--- START ---

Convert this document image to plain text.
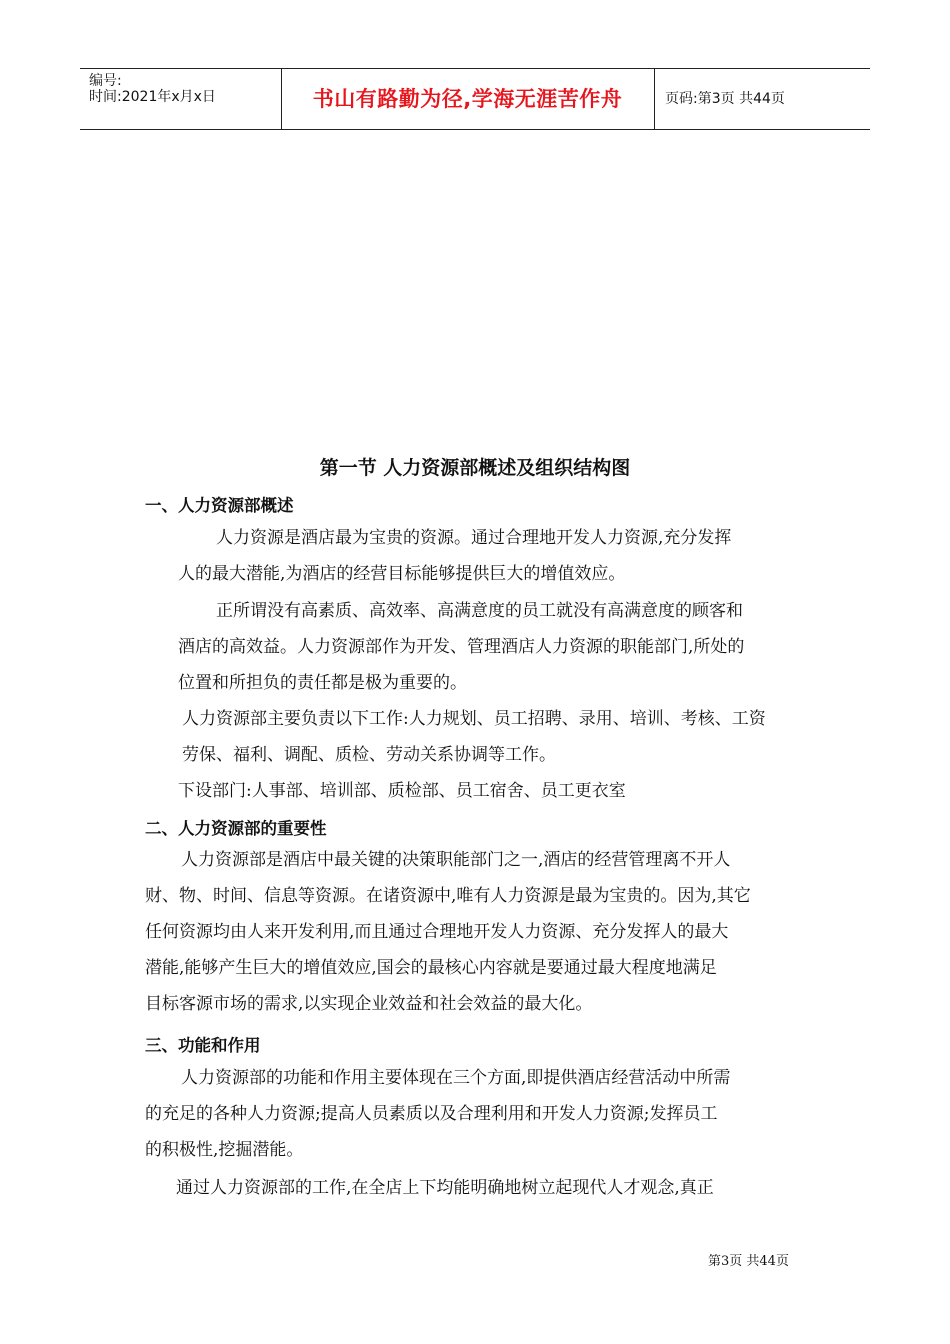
编号:
时间:2021年x月x日	书山有路勤为径,学海无涯苦作舟	页码:第3页 共44页
第一节 人力资源部概述及组织结构图
一、人力资源部概述
人力资源是酒店最为宝贵的资源。通过合理地开发人力资源,充分发挥
人的最大潜能,为酒店的经营目标能够提供巨大的增值效应。
正所谓没有高素质、高效率、高满意度的员工就没有高满意度的顾客和
酒店的高效益。人力资源部作为开发、管理酒店人力资源的职能部门,所处的
位置和所担负的责任都是极为重要的。
人力资源部主要负责以下工作:人力规划、员工招聘、录用、培训、考核、工资
劳保、福利、调配、质检、劳动关系协调等工作。
下设部门:人事部、培训部、质检部、员工宿舍、员工更衣室
二、人力资源部的重要性
人力资源部是酒店中最关键的决策职能部门之一,酒店的经营管理离不开人
财、物、时间、信息等资源。在诸资源中,唯有人力资源是最为宝贵的。因为,其它
任何资源均由人来开发利用,而且通过合理地开发人力资源、充分发挥人的最大
潜能,能够产生巨大的增值效应,国会的最核心内容就是要通过最大程度地满足
目标客源市场的需求,以实现企业效益和社会效益的最大化。
三、功能和作用
人力资源部的功能和作用主要体现在三个方面,即提供酒店经营活动中所需
的充足的各种人力资源;提高人员素质以及合理利用和开发人力资源;发挥员工
的积极性,挖掘潜能。
通过人力资源部的工作,在全店上下均能明确地树立起现代人才观念,真正
第3页 共44页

--- END ---

YOUR INSTRUCTIONS: Repeat the material above word for word and skip every image in it.

REPLY:
Convert this document image to plain text.
编号:
时间:2021年x月x日	书山有路勤为径,学海无涯苦作舟	页码:第3页 共44页
第一节 人力资源部概述及组织结构图
一、人力资源部概述
人力资源是酒店最为宝贵的资源。通过合理地开发人力资源,充分发挥
人的最大潜能,为酒店的经营目标能够提供巨大的增值效应。
正所谓没有高素质、高效率、高满意度的员工就没有高满意度的顾客和
酒店的高效益。人力资源部作为开发、管理酒店人力资源的职能部门,所处的
位置和所担负的责任都是极为重要的。
人力资源部主要负责以下工作:人力规划、员工招聘、录用、培训、考核、工资
劳保、福利、调配、质检、劳动关系协调等工作。
下设部门:人事部、培训部、质检部、员工宿舍、员工更衣室
二、人力资源部的重要性
人力资源部是酒店中最关键的决策职能部门之一,酒店的经营管理离不开人
财、物、时间、信息等资源。在诸资源中,唯有人力资源是最为宝贵的。因为,其它
任何资源均由人来开发利用,而且通过合理地开发人力资源、充分发挥人的最大
潜能,能够产生巨大的增值效应,国会的最核心内容就是要通过最大程度地满足
目标客源市场的需求,以实现企业效益和社会效益的最大化。
三、功能和作用
人力资源部的功能和作用主要体现在三个方面,即提供酒店经营活动中所需
的充足的各种人力资源;提高人员素质以及合理利用和开发人力资源;发挥员工
的积极性,挖掘潜能。
通过人力资源部的工作,在全店上下均能明确地树立起现代人才观念,真正
第3页 共44页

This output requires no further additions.